→ **Work to do**
Collect each line of the entries that holds the string "background".

**** Given entries ****

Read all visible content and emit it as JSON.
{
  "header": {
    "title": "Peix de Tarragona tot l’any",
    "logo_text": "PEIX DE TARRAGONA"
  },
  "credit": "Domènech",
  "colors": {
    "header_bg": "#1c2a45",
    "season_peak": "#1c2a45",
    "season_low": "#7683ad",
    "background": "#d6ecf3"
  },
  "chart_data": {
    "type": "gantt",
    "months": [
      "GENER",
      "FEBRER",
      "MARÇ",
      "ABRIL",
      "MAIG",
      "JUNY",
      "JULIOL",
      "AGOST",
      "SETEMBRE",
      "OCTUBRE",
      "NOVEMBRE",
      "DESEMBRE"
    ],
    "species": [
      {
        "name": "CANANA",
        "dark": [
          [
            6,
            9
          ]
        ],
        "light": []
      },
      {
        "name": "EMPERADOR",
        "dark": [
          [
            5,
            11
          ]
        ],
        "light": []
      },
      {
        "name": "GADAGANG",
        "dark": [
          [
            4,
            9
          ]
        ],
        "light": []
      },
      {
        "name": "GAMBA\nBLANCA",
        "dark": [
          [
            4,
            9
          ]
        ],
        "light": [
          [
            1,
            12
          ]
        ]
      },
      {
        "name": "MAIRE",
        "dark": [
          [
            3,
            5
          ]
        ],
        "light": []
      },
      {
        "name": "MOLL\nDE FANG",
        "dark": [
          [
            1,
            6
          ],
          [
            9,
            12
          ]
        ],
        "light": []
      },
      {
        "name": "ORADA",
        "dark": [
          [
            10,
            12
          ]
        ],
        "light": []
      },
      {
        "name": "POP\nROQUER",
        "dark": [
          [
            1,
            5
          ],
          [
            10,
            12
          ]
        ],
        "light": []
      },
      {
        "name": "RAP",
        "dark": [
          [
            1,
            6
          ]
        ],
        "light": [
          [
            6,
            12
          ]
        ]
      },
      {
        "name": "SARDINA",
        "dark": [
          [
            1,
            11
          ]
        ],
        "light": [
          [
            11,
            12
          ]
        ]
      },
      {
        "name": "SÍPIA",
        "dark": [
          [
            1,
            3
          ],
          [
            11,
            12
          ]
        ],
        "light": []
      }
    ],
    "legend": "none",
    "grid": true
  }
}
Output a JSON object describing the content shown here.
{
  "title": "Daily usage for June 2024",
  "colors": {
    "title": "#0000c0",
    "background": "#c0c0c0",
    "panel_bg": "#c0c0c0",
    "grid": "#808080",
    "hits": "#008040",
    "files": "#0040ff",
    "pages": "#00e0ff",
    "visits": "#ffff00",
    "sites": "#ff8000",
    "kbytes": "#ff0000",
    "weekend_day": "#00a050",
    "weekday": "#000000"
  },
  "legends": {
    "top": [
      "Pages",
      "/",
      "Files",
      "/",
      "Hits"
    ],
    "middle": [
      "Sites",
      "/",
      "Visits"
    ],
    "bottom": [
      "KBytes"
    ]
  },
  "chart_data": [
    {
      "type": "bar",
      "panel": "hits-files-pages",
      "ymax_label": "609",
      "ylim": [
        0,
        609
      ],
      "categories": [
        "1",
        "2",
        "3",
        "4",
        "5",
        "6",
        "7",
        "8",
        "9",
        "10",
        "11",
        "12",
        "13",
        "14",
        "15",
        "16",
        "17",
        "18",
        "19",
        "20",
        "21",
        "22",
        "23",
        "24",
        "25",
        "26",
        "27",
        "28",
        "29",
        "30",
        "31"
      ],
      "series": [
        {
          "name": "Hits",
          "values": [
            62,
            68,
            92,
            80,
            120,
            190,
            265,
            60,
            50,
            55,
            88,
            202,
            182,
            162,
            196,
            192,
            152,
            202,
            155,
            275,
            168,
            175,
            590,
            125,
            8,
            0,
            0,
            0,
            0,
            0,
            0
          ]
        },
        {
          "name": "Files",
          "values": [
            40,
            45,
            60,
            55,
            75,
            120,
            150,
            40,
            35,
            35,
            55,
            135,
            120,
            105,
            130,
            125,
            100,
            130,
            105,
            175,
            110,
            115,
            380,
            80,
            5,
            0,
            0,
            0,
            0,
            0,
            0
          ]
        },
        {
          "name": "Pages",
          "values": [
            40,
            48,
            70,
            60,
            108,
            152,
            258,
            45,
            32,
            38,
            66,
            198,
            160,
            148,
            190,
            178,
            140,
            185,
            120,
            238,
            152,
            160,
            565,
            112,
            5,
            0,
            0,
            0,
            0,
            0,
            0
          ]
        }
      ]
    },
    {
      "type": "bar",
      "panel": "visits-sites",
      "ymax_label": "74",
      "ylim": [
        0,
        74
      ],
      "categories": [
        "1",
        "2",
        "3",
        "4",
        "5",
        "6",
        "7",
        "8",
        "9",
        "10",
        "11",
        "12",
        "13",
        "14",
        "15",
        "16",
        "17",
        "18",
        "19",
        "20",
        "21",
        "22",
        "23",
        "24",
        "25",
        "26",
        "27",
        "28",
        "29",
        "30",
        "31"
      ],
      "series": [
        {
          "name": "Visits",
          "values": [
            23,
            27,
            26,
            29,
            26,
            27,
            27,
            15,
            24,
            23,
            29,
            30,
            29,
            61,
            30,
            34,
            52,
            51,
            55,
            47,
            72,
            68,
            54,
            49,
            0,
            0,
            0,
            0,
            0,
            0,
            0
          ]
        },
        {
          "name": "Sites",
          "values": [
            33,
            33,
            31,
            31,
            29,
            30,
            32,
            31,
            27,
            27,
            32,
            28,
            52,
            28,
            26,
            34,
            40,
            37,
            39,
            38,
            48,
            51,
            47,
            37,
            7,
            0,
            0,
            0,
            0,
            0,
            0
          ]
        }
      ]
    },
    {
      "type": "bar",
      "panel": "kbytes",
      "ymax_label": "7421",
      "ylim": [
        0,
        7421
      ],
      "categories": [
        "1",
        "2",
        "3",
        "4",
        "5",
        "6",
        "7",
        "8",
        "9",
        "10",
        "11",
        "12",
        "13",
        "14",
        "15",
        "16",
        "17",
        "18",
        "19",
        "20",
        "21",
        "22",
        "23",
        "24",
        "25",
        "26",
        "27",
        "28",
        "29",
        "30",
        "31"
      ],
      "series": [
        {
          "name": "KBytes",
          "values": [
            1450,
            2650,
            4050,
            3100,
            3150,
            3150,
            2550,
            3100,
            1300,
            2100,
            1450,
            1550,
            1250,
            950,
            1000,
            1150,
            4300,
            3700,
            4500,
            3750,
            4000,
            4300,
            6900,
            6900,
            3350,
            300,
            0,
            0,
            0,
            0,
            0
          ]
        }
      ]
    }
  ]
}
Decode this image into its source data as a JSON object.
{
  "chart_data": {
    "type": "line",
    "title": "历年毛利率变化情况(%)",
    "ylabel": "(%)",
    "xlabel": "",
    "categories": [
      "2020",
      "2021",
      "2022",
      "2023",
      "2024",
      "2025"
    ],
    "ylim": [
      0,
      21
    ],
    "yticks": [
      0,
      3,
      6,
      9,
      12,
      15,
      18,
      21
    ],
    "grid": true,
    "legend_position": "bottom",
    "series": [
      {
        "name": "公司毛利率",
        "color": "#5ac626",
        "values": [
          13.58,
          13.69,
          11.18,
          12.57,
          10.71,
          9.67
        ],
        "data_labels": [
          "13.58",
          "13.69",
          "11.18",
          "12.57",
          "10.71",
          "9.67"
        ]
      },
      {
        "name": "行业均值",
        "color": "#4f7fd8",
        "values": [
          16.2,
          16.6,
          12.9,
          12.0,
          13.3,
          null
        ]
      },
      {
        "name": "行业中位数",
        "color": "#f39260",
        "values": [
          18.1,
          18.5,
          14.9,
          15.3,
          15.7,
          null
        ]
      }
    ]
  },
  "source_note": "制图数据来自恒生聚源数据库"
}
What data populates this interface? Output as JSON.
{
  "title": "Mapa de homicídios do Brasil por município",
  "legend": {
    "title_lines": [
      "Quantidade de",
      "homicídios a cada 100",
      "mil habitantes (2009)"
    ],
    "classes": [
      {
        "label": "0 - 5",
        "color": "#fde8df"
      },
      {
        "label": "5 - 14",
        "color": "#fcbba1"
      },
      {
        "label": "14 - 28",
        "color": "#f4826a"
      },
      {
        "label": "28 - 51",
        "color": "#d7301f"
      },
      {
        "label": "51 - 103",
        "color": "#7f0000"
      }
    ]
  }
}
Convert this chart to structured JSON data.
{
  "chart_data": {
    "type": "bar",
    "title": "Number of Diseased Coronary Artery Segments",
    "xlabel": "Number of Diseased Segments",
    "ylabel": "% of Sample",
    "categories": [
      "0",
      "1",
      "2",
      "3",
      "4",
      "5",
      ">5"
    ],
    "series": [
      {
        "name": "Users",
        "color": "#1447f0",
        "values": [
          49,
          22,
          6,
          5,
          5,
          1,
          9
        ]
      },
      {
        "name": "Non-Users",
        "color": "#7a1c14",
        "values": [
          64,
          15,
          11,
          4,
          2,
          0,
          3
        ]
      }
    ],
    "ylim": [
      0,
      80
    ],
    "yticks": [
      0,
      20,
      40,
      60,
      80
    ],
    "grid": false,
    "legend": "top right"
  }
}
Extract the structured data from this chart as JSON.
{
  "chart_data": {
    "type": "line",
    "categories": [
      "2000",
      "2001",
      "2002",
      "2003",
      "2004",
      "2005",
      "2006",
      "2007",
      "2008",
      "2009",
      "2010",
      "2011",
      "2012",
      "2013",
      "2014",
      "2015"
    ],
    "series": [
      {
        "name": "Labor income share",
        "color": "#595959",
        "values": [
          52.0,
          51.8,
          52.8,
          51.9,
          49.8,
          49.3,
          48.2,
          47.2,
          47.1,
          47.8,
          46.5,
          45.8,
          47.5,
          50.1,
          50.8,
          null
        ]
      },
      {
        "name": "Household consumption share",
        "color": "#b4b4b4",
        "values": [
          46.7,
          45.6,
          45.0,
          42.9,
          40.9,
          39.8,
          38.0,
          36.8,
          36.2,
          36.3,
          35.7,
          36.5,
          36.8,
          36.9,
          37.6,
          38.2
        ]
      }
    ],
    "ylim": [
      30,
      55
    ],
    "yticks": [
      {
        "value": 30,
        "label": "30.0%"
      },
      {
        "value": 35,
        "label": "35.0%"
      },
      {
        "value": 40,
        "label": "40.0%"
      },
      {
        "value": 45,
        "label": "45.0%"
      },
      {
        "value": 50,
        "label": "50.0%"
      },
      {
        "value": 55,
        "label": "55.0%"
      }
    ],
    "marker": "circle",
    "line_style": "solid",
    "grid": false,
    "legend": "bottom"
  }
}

****

→ **Completed exercise**
    "background": "#d6ecf3"
    "background": "#c0c0c0",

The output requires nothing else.